• _SELECTED EXTRACT_:
---

A 5-star rating from ForeWord Reviews
Advances as Finalist for 2012 Book of the Year Awards
“from the heart, honestly and without frills . . . a timeless tale” ★★★★★ - ForeWord Clarion Reviews
“They’d want the old Joshua. It’s what they’d expect,” a soldier returning from the First World War sighs as he makes his way back home to a small town in the mountains of Virginia. Like so many returning from so many wars, Joshua is not whole, in body or in spirit. He is one of those, as his sergeant warned, for whom the war “will leave scars that never heal.”
Just how deep those scars run is the mystery woven into John J Kelley’s touching period novel about a veteran seeking to deal with memories of his service. Half of the story is told in flashback . . . (though) there is more to The Fallen Snow than a wounded combat veteran haunted by the horrors of war, mourning for lost comrades, or suffering survivor’s guilt. These emotions are part of the fabric that makes up the main character’s personality and story, but Kelley’s stricken hero, Joshua Hunter, holds within his heart yet another secret: The memory of a forbidden love that few in his native Appalachian town would suspect, let alone understand or accept.

---

[Dataset entries]
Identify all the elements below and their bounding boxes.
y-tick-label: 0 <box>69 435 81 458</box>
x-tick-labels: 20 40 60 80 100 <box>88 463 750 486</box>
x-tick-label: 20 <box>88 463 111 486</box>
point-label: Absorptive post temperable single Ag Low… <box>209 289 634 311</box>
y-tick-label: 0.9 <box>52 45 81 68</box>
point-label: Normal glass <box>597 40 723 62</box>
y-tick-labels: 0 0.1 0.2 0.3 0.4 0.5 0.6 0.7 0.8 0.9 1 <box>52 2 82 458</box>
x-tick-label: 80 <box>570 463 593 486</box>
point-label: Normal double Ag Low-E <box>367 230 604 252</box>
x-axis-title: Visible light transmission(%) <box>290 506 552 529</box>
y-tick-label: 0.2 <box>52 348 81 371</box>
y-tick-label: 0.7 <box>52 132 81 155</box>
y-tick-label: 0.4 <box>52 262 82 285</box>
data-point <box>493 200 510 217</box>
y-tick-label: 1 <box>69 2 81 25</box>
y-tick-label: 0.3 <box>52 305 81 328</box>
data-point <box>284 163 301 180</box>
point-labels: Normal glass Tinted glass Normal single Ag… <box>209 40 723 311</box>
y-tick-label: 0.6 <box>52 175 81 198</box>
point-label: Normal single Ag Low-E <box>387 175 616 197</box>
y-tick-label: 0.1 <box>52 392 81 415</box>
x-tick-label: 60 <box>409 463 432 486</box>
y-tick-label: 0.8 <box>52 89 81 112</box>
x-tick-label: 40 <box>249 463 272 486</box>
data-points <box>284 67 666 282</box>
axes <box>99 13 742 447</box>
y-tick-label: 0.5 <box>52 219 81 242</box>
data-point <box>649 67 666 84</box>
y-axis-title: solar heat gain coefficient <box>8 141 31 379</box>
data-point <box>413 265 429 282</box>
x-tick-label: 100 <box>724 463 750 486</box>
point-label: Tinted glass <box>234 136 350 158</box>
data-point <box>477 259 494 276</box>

---

• _DIRECTIONS FOR THIS TASK_:
Set down, word for word, the stretch of the review of The Fallen Snow from "Just how deep" through "understand or accept.".

• _SOLUTION BELOW_:
Just how deep those scars run is the mystery woven into John J Kelley’s touching period novel about a veteran seeking to deal with memories of his service. Half of the story is told in flashback . . . (though) there is more to The Fallen Snow than a wounded combat veteran haunted by the horrors of war, mourning for lost comrades, or suffering survivor’s guilt. These emotions are part of the fabric that makes up the main character’s personality and story, but Kelley’s stricken hero, Joshua Hunter, holds within his heart yet another secret: The memory of a forbidden love that few in his native Appalachian town would suspect, let alone understand or accept.